[Stored items]

————————

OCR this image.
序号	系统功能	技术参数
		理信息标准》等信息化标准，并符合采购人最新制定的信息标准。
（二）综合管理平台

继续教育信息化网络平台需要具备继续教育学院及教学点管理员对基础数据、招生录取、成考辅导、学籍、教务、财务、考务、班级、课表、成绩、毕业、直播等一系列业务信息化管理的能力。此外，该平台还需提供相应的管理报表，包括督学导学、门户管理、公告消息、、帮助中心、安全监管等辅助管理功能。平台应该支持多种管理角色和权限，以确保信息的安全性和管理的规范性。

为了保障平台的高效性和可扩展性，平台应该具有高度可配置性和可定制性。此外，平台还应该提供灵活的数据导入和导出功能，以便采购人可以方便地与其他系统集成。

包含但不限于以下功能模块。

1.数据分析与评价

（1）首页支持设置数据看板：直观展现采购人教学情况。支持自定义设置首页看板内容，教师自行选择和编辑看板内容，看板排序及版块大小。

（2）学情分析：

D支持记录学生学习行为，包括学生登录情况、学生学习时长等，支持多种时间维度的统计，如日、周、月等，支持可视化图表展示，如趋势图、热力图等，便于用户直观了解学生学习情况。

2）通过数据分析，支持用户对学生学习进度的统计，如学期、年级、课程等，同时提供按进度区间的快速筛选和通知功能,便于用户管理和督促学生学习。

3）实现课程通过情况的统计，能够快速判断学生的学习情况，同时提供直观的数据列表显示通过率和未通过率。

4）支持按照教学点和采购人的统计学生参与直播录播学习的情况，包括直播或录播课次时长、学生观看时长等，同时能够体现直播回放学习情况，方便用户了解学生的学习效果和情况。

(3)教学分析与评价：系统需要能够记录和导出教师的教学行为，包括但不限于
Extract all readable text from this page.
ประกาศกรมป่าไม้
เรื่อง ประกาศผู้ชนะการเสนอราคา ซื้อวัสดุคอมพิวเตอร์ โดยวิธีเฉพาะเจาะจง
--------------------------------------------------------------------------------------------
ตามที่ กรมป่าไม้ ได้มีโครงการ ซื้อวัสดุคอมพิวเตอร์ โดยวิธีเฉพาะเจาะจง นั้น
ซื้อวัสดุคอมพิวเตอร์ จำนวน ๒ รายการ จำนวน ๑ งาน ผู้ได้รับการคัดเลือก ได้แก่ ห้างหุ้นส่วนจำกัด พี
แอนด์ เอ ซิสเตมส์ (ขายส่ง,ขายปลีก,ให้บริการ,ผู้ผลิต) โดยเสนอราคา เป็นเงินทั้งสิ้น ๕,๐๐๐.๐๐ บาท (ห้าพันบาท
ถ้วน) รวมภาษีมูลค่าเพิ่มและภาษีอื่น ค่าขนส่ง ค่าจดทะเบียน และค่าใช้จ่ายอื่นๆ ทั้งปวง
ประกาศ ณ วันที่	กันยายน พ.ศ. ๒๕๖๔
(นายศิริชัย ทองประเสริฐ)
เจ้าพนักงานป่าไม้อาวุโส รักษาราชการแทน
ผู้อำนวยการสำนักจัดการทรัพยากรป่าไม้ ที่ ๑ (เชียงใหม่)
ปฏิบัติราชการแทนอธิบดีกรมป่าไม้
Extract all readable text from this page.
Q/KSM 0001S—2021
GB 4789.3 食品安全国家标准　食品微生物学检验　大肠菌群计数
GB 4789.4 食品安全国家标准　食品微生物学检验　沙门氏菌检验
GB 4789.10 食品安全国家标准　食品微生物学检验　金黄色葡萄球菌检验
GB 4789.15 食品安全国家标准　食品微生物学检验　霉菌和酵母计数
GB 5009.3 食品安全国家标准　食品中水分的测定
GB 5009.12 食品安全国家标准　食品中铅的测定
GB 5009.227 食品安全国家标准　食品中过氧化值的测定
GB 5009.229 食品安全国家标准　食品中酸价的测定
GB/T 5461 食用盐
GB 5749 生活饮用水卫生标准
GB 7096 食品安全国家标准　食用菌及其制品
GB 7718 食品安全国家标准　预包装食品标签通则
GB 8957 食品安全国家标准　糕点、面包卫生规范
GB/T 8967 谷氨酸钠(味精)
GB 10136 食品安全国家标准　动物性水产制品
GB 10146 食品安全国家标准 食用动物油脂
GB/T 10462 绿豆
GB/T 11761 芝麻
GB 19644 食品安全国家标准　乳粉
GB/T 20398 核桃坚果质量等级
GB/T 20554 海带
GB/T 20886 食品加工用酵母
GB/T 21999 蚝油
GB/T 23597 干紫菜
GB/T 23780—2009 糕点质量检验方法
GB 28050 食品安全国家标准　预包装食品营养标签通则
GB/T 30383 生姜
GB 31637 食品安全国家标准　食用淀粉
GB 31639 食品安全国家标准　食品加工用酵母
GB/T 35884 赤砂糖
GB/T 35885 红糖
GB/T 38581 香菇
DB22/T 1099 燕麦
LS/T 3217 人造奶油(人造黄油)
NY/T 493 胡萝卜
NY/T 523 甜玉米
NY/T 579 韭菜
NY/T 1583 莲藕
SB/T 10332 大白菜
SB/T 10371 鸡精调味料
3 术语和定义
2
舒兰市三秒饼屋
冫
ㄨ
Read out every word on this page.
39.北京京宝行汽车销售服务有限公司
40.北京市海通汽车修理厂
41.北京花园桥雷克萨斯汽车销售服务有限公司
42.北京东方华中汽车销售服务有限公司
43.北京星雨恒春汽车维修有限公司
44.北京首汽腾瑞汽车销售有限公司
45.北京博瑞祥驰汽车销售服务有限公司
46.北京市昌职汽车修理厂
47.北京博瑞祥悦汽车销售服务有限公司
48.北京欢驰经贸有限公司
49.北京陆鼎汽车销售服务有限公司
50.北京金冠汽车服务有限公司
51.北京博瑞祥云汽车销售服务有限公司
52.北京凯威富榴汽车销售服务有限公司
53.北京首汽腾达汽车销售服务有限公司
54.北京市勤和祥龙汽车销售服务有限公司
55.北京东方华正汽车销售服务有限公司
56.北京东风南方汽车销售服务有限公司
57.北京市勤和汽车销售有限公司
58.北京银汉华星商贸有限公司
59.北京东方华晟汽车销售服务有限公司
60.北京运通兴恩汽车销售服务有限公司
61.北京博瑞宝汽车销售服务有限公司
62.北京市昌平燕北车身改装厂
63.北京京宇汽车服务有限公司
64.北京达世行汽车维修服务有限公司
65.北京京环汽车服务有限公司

————————

▶ _The task_
Search the preceding listing for "คอมพ" and extract every line where it is found.

▶ _Response for this exercise_
เรื่อง ประกาศผู้ชนะการเสนอราคา ซื้อวัสดุคอมพิวเตอร์ โดยวิธีเฉพาะเจาะจง
ตามที่ กรมป่าไม้ ได้มีโครงการ ซื้อวัสดุคอมพิวเตอร์ โดยวิธีเฉพาะเจาะจง นั้น
ซื้อวัสดุคอมพิวเตอร์ จำนวน ๒ รายการ จำนวน ๑ งาน ผู้ได้รับการคัดเลือก ได้แก่ ห้างหุ้นส่วนจำกัด พี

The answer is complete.